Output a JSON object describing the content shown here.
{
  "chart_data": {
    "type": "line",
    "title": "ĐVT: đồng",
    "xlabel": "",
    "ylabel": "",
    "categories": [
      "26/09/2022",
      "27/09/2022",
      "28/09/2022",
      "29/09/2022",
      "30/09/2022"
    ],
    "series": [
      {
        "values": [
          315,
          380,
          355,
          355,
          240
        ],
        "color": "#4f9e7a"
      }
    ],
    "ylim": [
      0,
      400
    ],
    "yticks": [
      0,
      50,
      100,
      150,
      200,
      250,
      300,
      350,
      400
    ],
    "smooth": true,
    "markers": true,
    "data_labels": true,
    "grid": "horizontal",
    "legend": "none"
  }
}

==========

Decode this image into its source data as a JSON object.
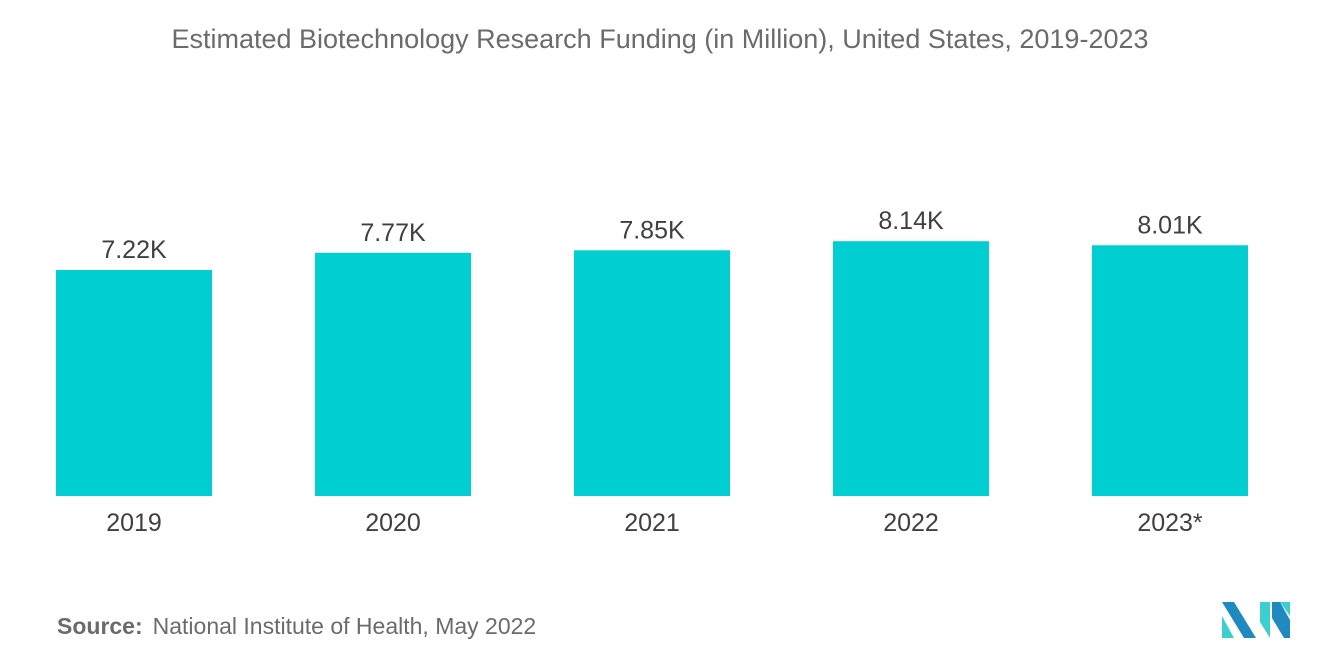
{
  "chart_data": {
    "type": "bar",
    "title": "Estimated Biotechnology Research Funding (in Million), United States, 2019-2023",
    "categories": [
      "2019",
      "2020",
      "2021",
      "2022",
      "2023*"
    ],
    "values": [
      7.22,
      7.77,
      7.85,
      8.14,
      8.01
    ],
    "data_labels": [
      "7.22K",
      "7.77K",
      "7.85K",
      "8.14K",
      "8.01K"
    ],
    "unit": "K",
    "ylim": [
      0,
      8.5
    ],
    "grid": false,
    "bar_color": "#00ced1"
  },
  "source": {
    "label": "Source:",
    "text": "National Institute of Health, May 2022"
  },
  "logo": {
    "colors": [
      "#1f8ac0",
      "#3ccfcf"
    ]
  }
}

==========

> _DESCRIPTION OF THE TASK_:
Select from the material above each line in which the string "object" appears, and list those lines.

> _THE RESULT_:
Output a JSON object describing the content shown here.
Decode this image into its source data as a JSON object.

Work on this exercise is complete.